US equities, Treasuries and the dollar all weakened on Monday as investor sentiment swung from cheering strong economic data to concern over the worsening coronavirus situation worldwide.
After hitting its latest record high last week, the US blue-chip S&P 500 index dropped 0.6 per cent in the first hour of Wall Street dealings. The technology-focused Nasdaq Composite fell more than 1 per cent, dragged lower by consumer cyclical and energy stocks.
The dollar, as measured against a basket of currencies, weakened by 0.5 per cent to hit a six-week low.
The S&P 500 had risen for four consecutive weeks while Treasuries had rallied alongside stocks, as investors bought into an economic growth trend while banking on continued policy support from the Federal Reserve.
Markets were now “positioned for a regime change,” said Francesco Sandrini, head of multi-asset investments at fund manager Amundi.

────

** QUESTIONS **
A: Copy the market report word for word, starting with "The S&P 500" and going on through "fund manager Amundi.".
B: What position does the market report give for Francesco Sandrini?

** Stored data entries **
────

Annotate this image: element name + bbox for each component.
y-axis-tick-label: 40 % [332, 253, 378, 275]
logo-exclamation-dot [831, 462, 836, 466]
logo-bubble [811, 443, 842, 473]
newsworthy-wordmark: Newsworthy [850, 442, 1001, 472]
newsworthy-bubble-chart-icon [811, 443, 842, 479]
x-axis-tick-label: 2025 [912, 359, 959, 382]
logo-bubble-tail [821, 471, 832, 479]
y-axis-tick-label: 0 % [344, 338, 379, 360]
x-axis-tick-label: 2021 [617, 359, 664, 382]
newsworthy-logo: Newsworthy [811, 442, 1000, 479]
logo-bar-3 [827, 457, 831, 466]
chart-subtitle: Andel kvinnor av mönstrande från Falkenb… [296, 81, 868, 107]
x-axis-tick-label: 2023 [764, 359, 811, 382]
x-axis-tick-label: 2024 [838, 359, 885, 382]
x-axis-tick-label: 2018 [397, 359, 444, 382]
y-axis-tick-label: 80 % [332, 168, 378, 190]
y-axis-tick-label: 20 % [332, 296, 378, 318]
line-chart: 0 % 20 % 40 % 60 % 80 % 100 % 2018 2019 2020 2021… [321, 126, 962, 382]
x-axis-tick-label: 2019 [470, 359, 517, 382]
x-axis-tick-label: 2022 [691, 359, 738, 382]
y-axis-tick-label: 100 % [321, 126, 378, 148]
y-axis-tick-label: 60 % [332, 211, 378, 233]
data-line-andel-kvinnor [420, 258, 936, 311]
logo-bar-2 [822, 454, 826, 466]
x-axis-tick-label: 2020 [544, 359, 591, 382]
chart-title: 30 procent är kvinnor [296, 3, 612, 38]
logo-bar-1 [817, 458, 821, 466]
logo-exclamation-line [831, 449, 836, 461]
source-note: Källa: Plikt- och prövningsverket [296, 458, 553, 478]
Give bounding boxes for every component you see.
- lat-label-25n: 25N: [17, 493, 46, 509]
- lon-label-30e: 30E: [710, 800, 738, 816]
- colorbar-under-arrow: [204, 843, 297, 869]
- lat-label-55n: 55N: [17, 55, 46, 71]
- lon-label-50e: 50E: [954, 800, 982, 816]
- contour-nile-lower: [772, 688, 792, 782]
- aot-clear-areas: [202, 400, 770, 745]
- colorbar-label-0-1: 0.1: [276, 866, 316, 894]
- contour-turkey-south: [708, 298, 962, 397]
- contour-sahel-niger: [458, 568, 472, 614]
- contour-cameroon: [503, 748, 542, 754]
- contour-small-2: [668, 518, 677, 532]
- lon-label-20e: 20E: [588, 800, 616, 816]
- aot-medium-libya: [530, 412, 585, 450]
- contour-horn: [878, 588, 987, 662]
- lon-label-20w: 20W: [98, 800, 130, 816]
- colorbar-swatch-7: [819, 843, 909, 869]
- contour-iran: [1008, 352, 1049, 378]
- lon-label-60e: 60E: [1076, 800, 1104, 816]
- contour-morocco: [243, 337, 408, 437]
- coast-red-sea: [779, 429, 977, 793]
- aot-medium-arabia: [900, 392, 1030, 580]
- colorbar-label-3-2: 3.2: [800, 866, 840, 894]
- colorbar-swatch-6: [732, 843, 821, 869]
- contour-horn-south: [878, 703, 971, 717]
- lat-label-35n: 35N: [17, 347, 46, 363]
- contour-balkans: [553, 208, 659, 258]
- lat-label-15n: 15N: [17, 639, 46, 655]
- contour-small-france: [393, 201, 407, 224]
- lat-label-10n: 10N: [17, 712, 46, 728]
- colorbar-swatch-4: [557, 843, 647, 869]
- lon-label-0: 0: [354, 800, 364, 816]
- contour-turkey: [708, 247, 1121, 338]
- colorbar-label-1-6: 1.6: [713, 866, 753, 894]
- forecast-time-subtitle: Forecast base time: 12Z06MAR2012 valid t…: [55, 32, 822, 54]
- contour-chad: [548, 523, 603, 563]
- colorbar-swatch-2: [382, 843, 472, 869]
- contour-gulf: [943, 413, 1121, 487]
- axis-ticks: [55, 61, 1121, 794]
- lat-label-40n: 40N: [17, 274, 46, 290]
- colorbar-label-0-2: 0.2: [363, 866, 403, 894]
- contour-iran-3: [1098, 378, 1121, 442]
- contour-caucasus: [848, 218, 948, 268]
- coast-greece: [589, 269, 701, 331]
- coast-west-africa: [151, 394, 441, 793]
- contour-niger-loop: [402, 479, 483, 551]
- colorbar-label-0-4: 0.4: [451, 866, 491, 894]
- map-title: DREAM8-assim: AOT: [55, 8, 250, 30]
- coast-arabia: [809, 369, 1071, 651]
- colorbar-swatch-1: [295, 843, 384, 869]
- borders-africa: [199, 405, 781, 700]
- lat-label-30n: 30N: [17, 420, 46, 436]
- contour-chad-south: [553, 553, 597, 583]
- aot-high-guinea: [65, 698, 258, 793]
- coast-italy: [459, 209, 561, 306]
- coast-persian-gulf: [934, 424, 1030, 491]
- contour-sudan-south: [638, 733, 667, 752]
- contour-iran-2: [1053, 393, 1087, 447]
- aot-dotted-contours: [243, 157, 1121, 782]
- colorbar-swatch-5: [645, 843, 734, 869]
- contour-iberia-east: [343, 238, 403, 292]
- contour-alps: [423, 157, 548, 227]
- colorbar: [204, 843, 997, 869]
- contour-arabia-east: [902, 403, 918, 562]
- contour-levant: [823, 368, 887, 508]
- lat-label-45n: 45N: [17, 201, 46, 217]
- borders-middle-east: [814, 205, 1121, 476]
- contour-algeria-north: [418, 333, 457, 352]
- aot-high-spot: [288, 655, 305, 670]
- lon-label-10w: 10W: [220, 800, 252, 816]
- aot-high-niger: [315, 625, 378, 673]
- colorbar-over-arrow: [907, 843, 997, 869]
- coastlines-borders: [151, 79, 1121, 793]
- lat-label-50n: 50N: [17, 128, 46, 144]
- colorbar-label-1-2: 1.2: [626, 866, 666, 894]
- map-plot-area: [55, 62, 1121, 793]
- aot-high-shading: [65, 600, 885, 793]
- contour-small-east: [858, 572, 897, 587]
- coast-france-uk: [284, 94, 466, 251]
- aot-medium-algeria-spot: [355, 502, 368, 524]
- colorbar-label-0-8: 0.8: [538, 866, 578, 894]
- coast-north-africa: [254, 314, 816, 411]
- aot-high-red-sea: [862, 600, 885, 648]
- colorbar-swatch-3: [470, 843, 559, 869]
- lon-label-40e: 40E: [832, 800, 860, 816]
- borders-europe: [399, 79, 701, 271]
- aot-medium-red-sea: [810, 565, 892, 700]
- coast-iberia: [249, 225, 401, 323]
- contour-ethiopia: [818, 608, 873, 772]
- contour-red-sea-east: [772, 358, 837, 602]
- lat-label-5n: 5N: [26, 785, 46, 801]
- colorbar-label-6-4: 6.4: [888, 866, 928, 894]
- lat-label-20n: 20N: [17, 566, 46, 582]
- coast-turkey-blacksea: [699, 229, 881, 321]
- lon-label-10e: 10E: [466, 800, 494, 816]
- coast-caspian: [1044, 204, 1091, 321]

────

** PER-TASK ANSWERS **
A:
The S&P 500 had risen for four consecutive weeks while Treasuries had rallied alongside stocks, as investors bought into an economic growth trend while banking on continued policy support from the Federal Reserve.
Markets were now “positioned for a regime change,” said Francesco Sandrini, head of multi-asset investments at fund manager Amundi.

B: He is head of multi-asset investments at the fund manager Amundi.